Render every line of the rows below as a JSON list of strings, one string per line, leaving out blank lines and any picture lines.

** START OF MATERIAL **

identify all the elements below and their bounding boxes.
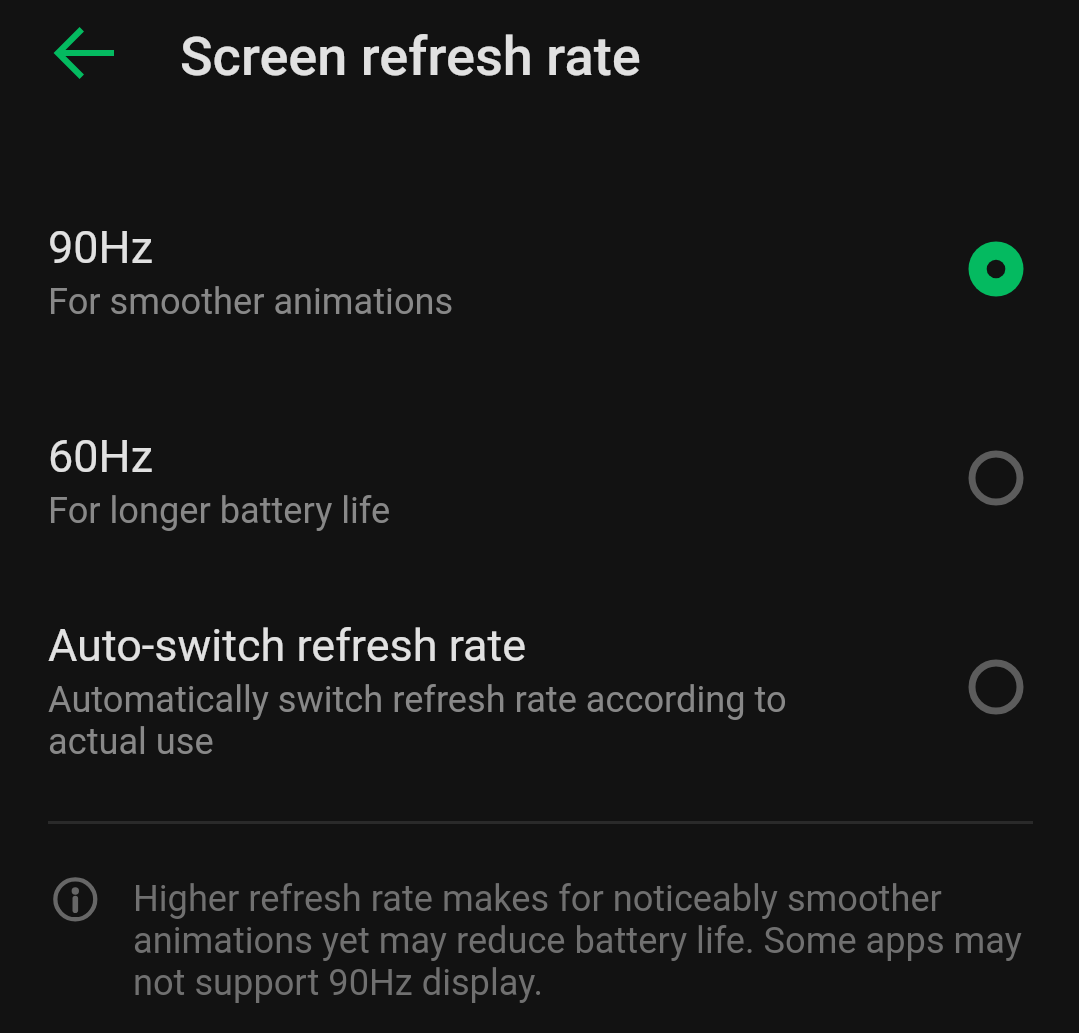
button[interactable]: 90Hz <box>0 192 1079 340</box>
staticText: 60Hz <box>48 430 154 483</box>
staticText: Higher refresh rate makes for noticeably… <box>133 878 1033 1004</box>
staticText: For longer battery life <box>48 490 948 532</box>
staticText: Auto-switch refresh rate <box>48 619 527 672</box>
staticText: Screen refresh rate <box>180 25 641 88</box>
other: Information <box>51 875 100 924</box>
staticText: For smoother animations <box>48 281 948 323</box>
button[interactable]: Navigate up <box>14 11 98 95</box>
button[interactable]: Auto-switch refresh rate <box>0 590 1079 782</box>
staticText: Automatically switch refresh rate accord… <box>48 679 838 763</box>
staticText: 90Hz <box>48 221 154 274</box>
button[interactable]: 60Hz <box>0 401 1079 549</box>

** END OF MATERIAL **

EXERCISE RESULT
[
  "identify all the elements below and their bounding boxes.",
  "button[interactable]: 90Hz <box>0 192 1079 340</box>",
  "staticText: 60Hz <box>48 430 154 483</box>",
  "staticText: Higher refresh rate makes for noticeably… <box>133 878 1033 1004</box>",
  "staticText: For longer battery life <box>48 490 948 532</box>",
  "staticText: Auto-switch refresh rate <box>48 619 527 672</box>",
  "staticText: Screen refresh rate <box>180 25 641 88</box>",
  "other: Information <box>51 875 100 924</box>",
  "staticText: For smoother animations <box>48 281 948 323</box>",
  "button[interactable]: Navigate up <box>14 11 98 95</box>",
  "button[interactable]: Auto-switch refresh rate <box>0 590 1079 782</box>",
  "staticText: Automatically switch refresh rate accord… <box>48 679 838 763</box>",
  "staticText: 90Hz <box>48 221 154 274</box>",
  "button[interactable]: 60Hz <box>0 401 1079 549</box>"
]